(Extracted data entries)
** begin **
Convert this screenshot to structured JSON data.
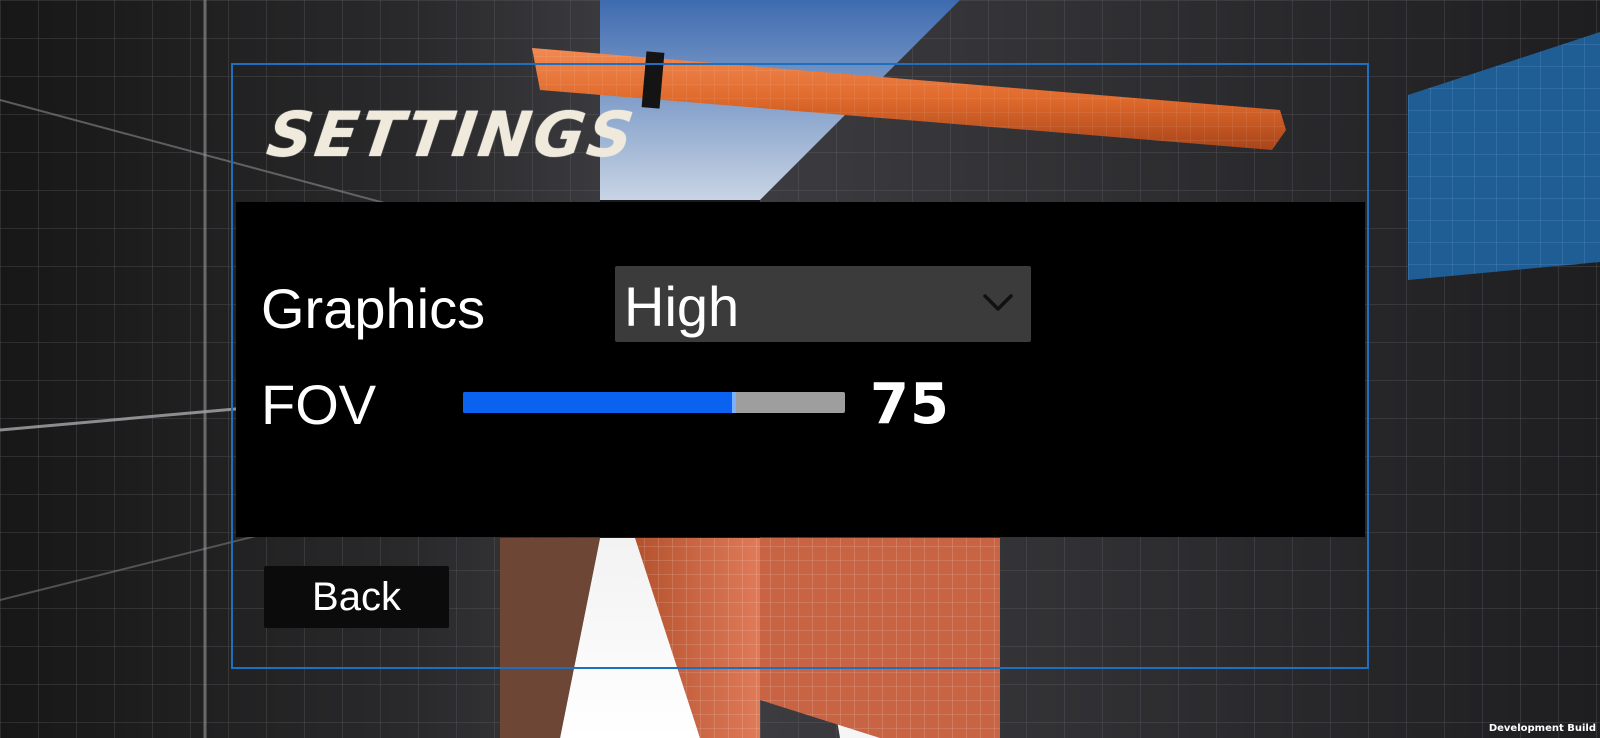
{
  "menu": {
    "title": "Settings"
  },
  "settings": {
    "graphics": {
      "label": "Graphics",
      "selected": "High"
    },
    "fov": {
      "label": "FOV",
      "value": "75",
      "fill_fraction": 0.71
    }
  },
  "actions": {
    "back_label": "Back"
  },
  "footer": {
    "build_label": "Development Build"
  },
  "colors": {
    "frame_border": "#1e6fc0",
    "slider_fill": "#0a63f0",
    "slider_track": "#9e9e9e",
    "dropdown_bg": "#3b3b3b",
    "panel_bg": "#000000"
  },
  "icons": {
    "dropdown_arrow": "chevron-down-icon"
  }
}
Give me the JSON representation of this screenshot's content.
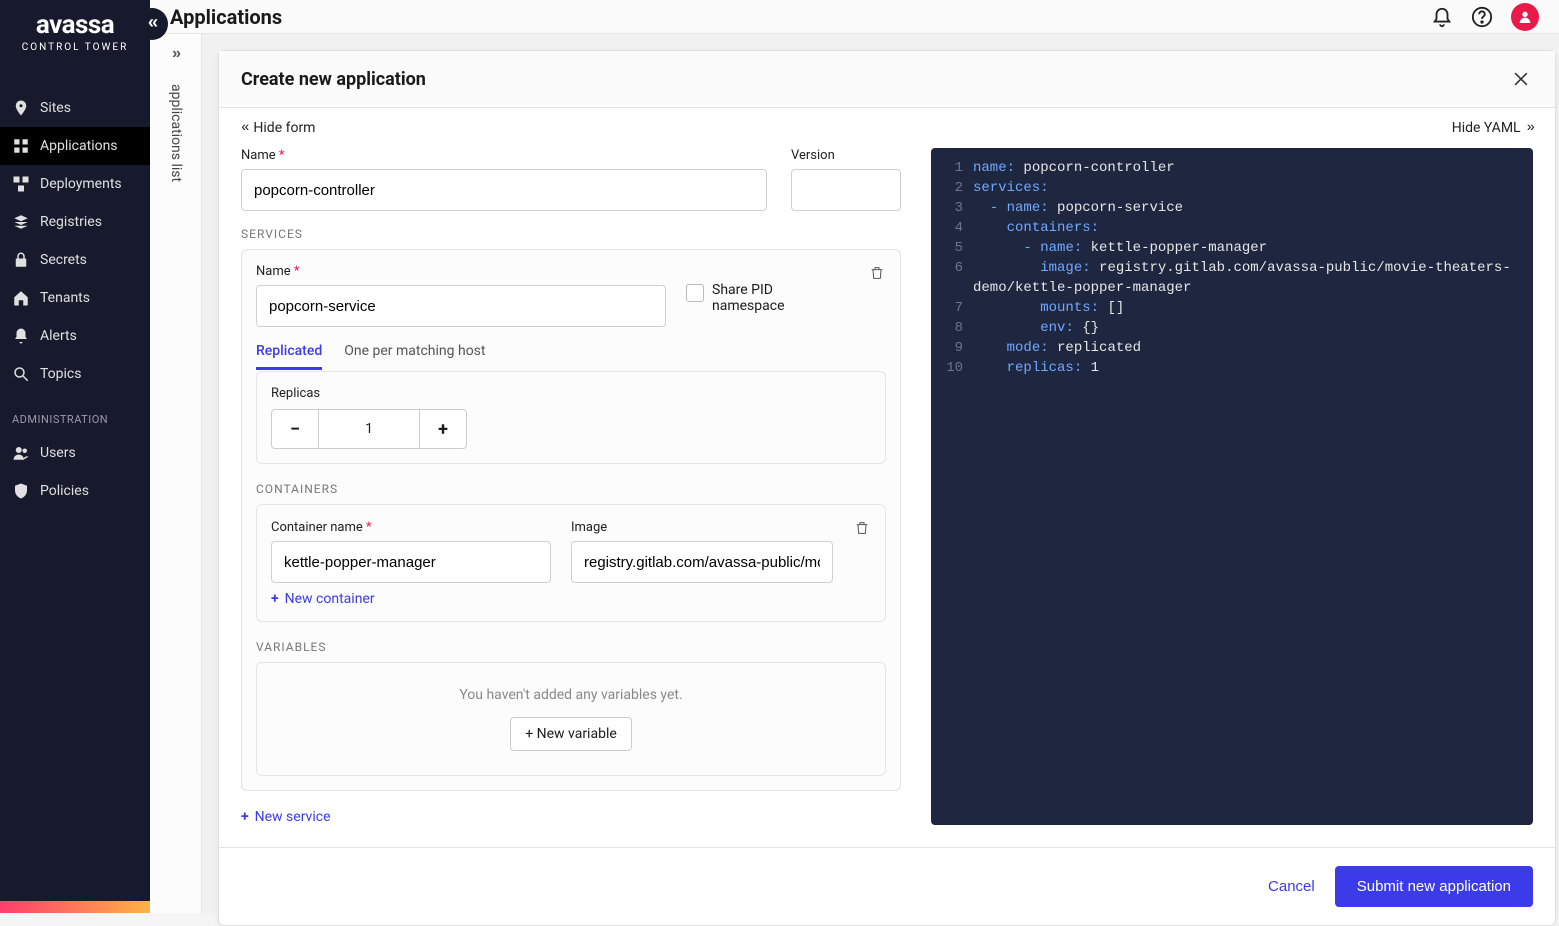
{
  "brand": {
    "name": "avassa",
    "subtitle": "CONTROL TOWER"
  },
  "page_title": "Applications",
  "sidebar": {
    "items": [
      {
        "label": "Sites",
        "icon": "pin"
      },
      {
        "label": "Applications",
        "icon": "grid",
        "active": true
      },
      {
        "label": "Deployments",
        "icon": "boxes"
      },
      {
        "label": "Registries",
        "icon": "stack"
      },
      {
        "label": "Secrets",
        "icon": "lock"
      },
      {
        "label": "Tenants",
        "icon": "house"
      },
      {
        "label": "Alerts",
        "icon": "bell"
      },
      {
        "label": "Topics",
        "icon": "search"
      }
    ],
    "admin_label": "ADMINISTRATION",
    "admin_items": [
      {
        "label": "Users",
        "icon": "users"
      },
      {
        "label": "Policies",
        "icon": "shield"
      }
    ]
  },
  "sec_bar": {
    "label": "applications list"
  },
  "modal": {
    "title": "Create new application",
    "hide_form": "Hide form",
    "hide_yaml": "Hide YAML",
    "form": {
      "name_label": "Name",
      "name_value": "popcorn-controller",
      "version_label": "Version",
      "version_value": "",
      "services_label": "SERVICES",
      "service": {
        "name_label": "Name",
        "name_value": "popcorn-service",
        "share_pid_label": "Share PID namespace",
        "tab_replicated": "Replicated",
        "tab_one_per": "One per matching host",
        "replicas_label": "Replicas",
        "replicas_value": "1",
        "containers_label": "CONTAINERS",
        "container_name_label": "Container name",
        "container_name_value": "kettle-popper-manager",
        "image_label": "Image",
        "image_value": "registry.gitlab.com/avassa-public/movie-",
        "new_container": "New container",
        "variables_label": "VARIABLES",
        "variables_empty": "You haven't added any variables yet.",
        "new_variable": "+ New variable"
      },
      "new_service": "New service"
    },
    "footer": {
      "cancel": "Cancel",
      "submit": "Submit new application"
    },
    "yaml": [
      [
        {
          "t": "k",
          "v": "name"
        },
        {
          "t": "p",
          "v": ": "
        },
        {
          "t": "v",
          "v": "popcorn-controller"
        }
      ],
      [
        {
          "t": "k",
          "v": "services"
        },
        {
          "t": "p",
          "v": ":"
        }
      ],
      [
        {
          "t": "v",
          "v": "  "
        },
        {
          "t": "d",
          "v": "- "
        },
        {
          "t": "k",
          "v": "name"
        },
        {
          "t": "p",
          "v": ": "
        },
        {
          "t": "v",
          "v": "popcorn-service"
        }
      ],
      [
        {
          "t": "v",
          "v": "    "
        },
        {
          "t": "k",
          "v": "containers"
        },
        {
          "t": "p",
          "v": ":"
        }
      ],
      [
        {
          "t": "v",
          "v": "      "
        },
        {
          "t": "d",
          "v": "- "
        },
        {
          "t": "k",
          "v": "name"
        },
        {
          "t": "p",
          "v": ": "
        },
        {
          "t": "v",
          "v": "kettle-popper-manager"
        }
      ],
      [
        {
          "t": "v",
          "v": "        "
        },
        {
          "t": "k",
          "v": "image"
        },
        {
          "t": "p",
          "v": ": "
        },
        {
          "t": "v",
          "v": "registry.gitlab.com/avassa-public/movie-theaters-"
        }
      ],
      [
        {
          "t": "v",
          "v": "demo/kettle-popper-manager"
        }
      ],
      [
        {
          "t": "v",
          "v": "        "
        },
        {
          "t": "k",
          "v": "mounts"
        },
        {
          "t": "p",
          "v": ": "
        },
        {
          "t": "v",
          "v": "[]"
        }
      ],
      [
        {
          "t": "v",
          "v": "        "
        },
        {
          "t": "k",
          "v": "env"
        },
        {
          "t": "p",
          "v": ": "
        },
        {
          "t": "v",
          "v": "{}"
        }
      ],
      [
        {
          "t": "v",
          "v": "    "
        },
        {
          "t": "k",
          "v": "mode"
        },
        {
          "t": "p",
          "v": ": "
        },
        {
          "t": "v",
          "v": "replicated"
        }
      ],
      [
        {
          "t": "v",
          "v": "    "
        },
        {
          "t": "k",
          "v": "replicas"
        },
        {
          "t": "p",
          "v": ": "
        },
        {
          "t": "v",
          "v": "1"
        }
      ]
    ],
    "yaml_line_numbers": [
      "1",
      "2",
      "3",
      "4",
      "5",
      "6",
      "",
      "7",
      "8",
      "9",
      "10"
    ]
  }
}
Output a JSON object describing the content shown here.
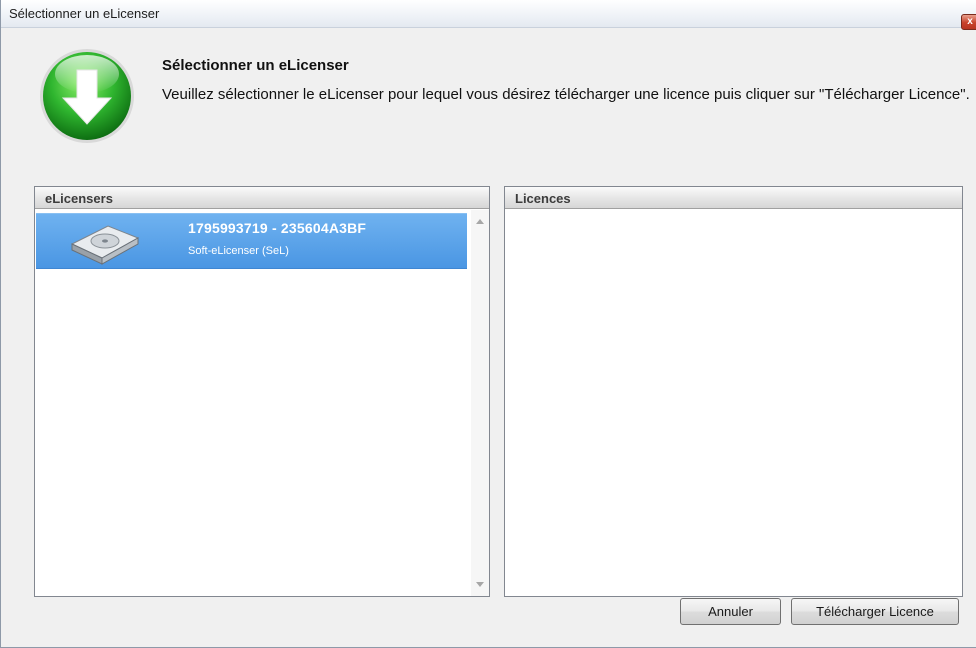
{
  "window": {
    "title": "Sélectionner un eLicenser",
    "close_label": "x"
  },
  "header": {
    "icon": "download-arrow-icon",
    "title": "Sélectionner un eLicenser",
    "description": "Veuillez sélectionner le eLicenser pour lequel vous désirez télécharger une licence puis cliquer sur \"Télécharger Licence\"."
  },
  "elicensers_panel": {
    "header": "eLicensers",
    "items": [
      {
        "icon": "hard-disk-icon",
        "title": "1795993719 - 235604A3BF",
        "subtitle": "Soft-eLicenser (SeL)",
        "selected": true
      }
    ]
  },
  "licences_panel": {
    "header": "Licences",
    "items": []
  },
  "buttons": {
    "cancel": "Annuler",
    "download": "Télécharger Licence"
  },
  "colors": {
    "selection": "#4a96e3",
    "icon_green": "#2fb52f",
    "window_bg": "#f0f0f0"
  }
}
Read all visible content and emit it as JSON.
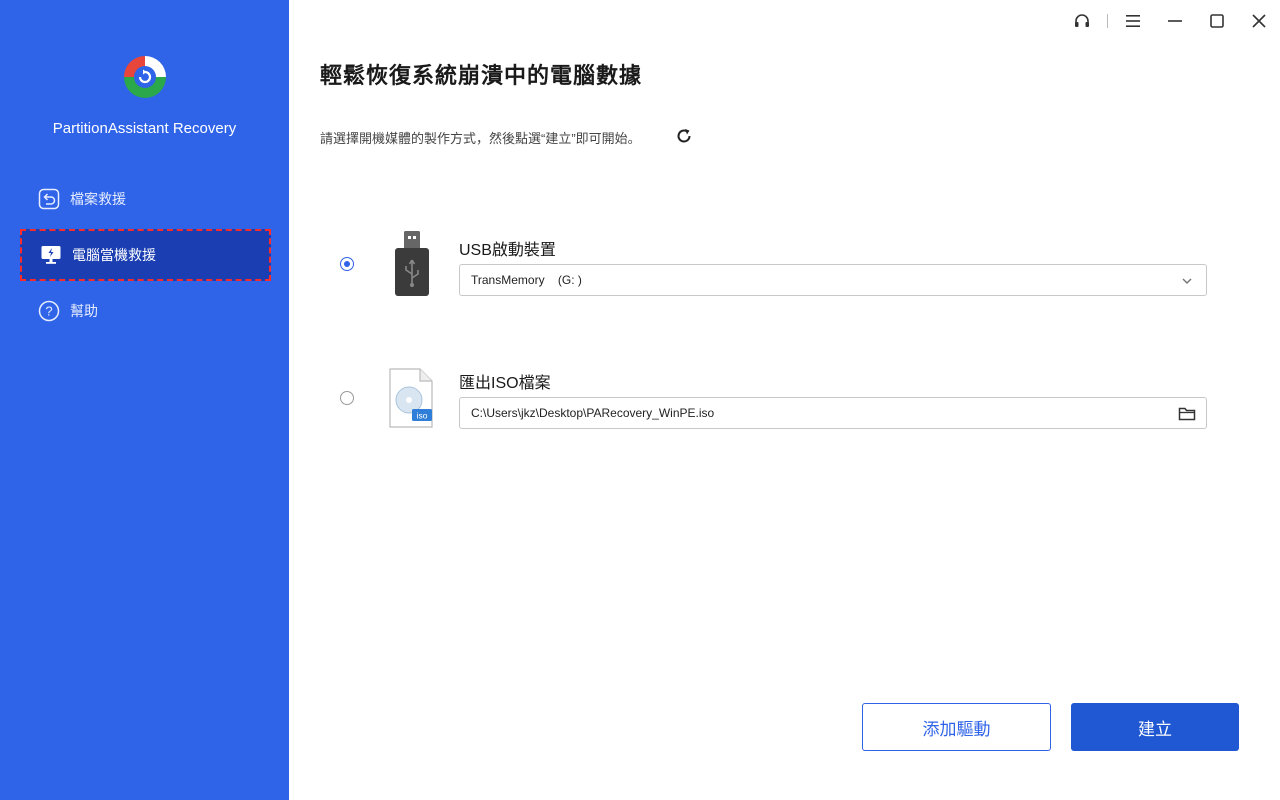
{
  "app": {
    "name": "PartitionAssistant Recovery"
  },
  "sidebar": {
    "items": [
      {
        "label": "檔案救援",
        "icon": "restore-icon",
        "active": false
      },
      {
        "label": "電腦當機救援",
        "icon": "crashed-pc-icon",
        "active": true
      },
      {
        "label": "幫助",
        "icon": "help-icon",
        "active": false
      }
    ]
  },
  "window_controls": [
    "headset-icon",
    "menu-icon",
    "minimize-icon",
    "maximize-icon",
    "close-icon"
  ],
  "main": {
    "title": "輕鬆恢復系統崩潰中的電腦數據",
    "subtitle": "請選擇開機媒體的製作方式，然後點選“建立”即可開始。",
    "options": {
      "usb": {
        "label": "USB啟動裝置",
        "value": "TransMemory    (G: )",
        "selected": true
      },
      "iso": {
        "label": "匯出ISO檔案",
        "value": "C:\\Users\\jkz\\Desktop\\PARecovery_WinPE.iso",
        "selected": false,
        "badge": "iso"
      }
    },
    "buttons": {
      "add_driver": "添加驅動",
      "create": "建立"
    }
  },
  "colors": {
    "sidebar_bg": "#2f63e8",
    "active_item_bg": "#1b3fb3",
    "accent": "#1f58d2",
    "highlight_border": "#ff2a2a"
  }
}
** end **
# PROBLEM STATEMENT
For each line of the listing that holds the word "popper", show that line.

# SOLUTION
        "container_name_value": "kettle-popper-manager",
          "v": "kettle-popper-manager"
          "v": "demo/kettle-popper-manager"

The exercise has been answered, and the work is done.